(Records)

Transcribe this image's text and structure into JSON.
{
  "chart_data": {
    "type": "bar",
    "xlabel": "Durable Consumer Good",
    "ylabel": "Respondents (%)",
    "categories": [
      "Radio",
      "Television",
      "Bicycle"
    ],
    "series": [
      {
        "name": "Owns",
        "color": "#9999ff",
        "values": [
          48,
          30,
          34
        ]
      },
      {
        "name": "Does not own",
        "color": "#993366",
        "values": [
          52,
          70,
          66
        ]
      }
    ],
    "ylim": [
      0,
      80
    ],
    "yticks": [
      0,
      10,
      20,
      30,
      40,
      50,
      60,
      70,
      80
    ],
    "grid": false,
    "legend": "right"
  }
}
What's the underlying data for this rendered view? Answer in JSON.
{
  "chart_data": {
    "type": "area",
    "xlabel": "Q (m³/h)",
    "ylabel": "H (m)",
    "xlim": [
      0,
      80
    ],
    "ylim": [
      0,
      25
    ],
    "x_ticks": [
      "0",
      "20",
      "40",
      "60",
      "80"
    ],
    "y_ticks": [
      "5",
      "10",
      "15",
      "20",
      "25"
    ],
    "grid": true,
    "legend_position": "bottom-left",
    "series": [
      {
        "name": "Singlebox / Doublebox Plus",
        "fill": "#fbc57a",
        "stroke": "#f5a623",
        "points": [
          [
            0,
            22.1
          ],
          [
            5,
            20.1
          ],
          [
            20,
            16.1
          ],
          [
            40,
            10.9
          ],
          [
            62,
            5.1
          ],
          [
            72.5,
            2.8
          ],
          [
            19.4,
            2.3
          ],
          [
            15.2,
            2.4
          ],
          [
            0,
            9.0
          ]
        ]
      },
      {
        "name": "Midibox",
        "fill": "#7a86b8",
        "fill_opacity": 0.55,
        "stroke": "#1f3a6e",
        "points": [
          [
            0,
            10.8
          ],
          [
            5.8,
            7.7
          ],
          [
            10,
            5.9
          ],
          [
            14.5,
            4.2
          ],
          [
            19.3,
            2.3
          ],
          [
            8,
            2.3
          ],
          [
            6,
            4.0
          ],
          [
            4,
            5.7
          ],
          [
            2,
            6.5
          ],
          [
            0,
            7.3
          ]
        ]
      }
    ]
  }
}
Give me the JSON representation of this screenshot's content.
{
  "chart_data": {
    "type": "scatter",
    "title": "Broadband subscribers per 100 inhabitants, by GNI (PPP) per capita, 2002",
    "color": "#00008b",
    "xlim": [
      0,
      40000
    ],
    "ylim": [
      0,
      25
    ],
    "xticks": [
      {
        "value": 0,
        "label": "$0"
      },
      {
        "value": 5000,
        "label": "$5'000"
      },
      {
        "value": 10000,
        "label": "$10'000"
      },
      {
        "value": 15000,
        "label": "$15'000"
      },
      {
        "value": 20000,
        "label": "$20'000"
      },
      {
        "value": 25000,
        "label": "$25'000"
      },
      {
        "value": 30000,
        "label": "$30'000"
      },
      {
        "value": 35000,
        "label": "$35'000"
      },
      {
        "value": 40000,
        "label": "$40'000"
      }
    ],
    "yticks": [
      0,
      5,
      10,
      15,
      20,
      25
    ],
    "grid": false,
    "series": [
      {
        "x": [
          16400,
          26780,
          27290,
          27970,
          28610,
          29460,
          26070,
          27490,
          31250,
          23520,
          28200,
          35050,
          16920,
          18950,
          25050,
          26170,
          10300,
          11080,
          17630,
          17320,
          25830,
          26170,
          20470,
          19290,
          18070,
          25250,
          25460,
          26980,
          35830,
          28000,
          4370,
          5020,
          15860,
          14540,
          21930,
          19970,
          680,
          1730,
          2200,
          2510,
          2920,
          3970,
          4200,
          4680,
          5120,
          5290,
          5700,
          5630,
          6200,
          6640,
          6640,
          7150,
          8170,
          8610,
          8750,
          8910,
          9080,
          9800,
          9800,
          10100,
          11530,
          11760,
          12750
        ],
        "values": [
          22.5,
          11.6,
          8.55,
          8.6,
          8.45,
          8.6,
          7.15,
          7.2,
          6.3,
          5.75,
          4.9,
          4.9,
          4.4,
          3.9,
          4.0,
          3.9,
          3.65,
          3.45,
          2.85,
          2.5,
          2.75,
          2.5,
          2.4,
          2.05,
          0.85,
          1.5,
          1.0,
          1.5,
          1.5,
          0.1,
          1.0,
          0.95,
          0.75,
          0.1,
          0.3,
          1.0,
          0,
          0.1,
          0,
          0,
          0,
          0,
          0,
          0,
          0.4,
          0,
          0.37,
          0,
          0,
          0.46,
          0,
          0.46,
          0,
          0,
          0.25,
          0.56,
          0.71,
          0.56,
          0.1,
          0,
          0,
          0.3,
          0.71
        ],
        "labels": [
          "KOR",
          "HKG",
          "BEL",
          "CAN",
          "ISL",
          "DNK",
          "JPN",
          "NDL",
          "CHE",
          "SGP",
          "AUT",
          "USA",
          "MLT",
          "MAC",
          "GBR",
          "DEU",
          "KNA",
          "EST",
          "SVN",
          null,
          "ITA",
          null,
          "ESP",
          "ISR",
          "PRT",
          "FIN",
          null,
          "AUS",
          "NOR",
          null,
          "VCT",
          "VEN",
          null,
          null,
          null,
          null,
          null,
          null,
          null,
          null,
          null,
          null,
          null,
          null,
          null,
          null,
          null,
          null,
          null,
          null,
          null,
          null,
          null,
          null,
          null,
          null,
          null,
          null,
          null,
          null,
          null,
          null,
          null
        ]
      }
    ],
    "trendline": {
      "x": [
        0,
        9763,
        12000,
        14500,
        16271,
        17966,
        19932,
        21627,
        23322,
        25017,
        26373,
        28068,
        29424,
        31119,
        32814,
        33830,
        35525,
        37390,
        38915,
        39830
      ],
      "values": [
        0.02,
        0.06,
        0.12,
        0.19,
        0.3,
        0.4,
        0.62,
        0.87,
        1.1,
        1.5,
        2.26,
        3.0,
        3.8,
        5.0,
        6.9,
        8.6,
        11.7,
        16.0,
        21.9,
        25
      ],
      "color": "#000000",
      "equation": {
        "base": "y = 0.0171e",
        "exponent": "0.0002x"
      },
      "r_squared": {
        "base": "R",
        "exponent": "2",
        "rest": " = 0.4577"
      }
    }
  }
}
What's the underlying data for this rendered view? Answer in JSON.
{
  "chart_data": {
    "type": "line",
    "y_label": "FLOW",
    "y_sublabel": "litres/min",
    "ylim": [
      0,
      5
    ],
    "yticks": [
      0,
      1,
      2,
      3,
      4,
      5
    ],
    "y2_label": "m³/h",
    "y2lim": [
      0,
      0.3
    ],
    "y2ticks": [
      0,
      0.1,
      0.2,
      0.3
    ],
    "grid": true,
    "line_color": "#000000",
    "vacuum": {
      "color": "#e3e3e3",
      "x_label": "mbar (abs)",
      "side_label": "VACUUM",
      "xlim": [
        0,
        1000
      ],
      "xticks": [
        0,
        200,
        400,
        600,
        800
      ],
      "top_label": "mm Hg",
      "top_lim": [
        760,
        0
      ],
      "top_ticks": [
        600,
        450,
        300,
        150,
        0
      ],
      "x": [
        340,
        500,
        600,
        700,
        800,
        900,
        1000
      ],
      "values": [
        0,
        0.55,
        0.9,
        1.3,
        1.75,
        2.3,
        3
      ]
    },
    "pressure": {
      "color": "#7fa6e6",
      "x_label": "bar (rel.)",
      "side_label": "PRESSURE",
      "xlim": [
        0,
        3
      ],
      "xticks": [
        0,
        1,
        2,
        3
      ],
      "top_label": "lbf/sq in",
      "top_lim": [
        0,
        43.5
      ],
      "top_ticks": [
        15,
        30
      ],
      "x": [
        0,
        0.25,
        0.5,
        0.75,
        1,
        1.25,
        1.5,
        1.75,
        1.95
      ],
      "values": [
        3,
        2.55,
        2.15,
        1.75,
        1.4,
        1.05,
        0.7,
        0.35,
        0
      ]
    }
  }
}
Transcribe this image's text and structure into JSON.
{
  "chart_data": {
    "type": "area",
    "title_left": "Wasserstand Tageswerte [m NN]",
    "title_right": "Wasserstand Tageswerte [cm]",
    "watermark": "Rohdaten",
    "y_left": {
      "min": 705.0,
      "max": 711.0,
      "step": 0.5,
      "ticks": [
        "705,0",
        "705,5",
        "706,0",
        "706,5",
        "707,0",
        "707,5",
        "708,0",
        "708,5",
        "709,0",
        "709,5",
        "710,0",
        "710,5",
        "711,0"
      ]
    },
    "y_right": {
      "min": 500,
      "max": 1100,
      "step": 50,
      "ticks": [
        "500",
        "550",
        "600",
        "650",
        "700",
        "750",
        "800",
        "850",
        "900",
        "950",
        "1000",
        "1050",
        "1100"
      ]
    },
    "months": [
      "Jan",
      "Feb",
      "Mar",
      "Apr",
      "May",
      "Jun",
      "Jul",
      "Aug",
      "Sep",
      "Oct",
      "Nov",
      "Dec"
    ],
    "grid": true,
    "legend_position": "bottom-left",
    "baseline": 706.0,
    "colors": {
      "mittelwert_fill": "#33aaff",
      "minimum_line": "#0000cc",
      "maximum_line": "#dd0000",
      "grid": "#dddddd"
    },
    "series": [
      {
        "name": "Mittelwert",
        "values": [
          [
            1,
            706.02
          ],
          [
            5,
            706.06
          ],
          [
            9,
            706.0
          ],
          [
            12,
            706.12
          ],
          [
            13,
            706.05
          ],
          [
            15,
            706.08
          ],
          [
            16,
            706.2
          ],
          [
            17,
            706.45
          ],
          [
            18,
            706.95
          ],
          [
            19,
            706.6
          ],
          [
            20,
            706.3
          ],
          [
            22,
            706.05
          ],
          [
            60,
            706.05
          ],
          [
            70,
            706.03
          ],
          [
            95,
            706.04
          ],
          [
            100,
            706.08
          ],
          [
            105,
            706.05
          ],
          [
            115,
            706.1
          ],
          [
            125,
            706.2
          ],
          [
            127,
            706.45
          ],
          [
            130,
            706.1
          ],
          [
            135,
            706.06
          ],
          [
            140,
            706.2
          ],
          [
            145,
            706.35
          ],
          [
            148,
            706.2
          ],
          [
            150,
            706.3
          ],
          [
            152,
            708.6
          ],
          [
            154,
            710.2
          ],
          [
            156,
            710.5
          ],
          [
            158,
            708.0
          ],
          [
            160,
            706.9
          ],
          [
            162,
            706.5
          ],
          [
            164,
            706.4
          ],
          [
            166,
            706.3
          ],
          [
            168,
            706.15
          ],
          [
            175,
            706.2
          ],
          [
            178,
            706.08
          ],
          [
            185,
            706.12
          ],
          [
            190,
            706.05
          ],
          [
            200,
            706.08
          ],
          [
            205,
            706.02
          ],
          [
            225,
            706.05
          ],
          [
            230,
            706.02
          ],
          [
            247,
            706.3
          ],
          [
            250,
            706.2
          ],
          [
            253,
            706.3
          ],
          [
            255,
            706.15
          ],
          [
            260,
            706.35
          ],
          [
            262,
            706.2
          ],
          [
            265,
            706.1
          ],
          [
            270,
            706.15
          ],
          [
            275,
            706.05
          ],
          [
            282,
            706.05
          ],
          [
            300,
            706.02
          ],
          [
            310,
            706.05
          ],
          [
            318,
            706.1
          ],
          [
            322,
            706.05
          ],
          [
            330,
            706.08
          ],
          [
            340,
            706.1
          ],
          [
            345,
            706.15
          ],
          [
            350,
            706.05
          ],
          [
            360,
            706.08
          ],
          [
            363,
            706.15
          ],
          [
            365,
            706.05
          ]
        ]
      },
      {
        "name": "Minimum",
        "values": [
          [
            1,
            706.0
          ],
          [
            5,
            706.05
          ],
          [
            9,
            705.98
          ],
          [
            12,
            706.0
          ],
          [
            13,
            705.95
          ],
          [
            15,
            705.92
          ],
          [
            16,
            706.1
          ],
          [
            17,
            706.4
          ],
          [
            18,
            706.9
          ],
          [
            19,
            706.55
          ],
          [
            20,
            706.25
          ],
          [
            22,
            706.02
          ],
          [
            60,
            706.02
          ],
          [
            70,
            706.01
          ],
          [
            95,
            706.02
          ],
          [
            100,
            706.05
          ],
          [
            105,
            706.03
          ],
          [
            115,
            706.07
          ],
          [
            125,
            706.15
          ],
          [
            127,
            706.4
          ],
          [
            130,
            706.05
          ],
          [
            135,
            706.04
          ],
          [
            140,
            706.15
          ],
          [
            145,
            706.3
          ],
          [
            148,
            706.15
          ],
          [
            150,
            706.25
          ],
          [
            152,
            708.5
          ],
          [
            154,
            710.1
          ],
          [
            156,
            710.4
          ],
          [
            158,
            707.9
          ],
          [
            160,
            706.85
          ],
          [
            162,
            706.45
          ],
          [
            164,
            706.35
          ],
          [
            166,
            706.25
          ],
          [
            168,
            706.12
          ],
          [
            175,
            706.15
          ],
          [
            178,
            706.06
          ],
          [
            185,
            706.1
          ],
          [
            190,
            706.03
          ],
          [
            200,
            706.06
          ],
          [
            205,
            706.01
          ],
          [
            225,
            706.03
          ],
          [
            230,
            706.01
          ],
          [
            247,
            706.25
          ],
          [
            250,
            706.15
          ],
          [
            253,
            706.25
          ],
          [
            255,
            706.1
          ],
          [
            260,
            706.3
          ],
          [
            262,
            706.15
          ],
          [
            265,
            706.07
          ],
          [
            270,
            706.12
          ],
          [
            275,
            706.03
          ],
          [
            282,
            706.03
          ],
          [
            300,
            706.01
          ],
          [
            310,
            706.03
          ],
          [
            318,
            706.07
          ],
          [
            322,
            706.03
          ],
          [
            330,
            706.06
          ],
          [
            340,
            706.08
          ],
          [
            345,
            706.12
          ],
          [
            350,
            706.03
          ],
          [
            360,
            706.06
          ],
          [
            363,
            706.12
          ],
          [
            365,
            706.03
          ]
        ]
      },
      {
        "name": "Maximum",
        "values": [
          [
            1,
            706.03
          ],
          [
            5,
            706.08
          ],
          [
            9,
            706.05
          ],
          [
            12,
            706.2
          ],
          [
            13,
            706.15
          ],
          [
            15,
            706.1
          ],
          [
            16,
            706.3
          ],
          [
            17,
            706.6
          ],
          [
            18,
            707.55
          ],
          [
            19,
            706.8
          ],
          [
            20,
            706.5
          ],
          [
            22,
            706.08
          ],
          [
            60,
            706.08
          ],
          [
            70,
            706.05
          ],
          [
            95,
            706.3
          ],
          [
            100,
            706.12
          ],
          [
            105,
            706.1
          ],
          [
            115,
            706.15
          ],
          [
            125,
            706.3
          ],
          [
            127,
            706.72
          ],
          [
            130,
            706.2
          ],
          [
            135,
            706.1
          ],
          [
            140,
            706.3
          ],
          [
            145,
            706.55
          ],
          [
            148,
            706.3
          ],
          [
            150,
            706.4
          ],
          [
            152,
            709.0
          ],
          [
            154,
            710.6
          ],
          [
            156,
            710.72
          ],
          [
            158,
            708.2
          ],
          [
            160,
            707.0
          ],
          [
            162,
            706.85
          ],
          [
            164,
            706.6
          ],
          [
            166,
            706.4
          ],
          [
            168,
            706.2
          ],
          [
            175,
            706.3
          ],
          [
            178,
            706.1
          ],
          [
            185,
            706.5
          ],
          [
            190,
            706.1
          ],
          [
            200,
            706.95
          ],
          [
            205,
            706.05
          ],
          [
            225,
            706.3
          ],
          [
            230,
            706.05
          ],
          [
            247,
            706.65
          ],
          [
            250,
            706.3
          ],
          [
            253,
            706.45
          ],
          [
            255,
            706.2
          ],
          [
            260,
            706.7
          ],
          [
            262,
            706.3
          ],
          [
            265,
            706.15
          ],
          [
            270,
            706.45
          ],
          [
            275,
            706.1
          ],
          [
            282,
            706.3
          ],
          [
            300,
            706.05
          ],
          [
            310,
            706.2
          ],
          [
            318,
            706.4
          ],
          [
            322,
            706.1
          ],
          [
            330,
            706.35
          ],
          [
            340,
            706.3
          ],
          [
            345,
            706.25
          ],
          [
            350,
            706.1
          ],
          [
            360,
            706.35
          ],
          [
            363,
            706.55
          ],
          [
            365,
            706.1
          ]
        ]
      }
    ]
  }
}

Given request: Copy all lines from the data that hold the word "xlabel".

Response to the task:
    "xlabel": "Durable Consumer Good",
    "xlabel": "Q (m³/h)",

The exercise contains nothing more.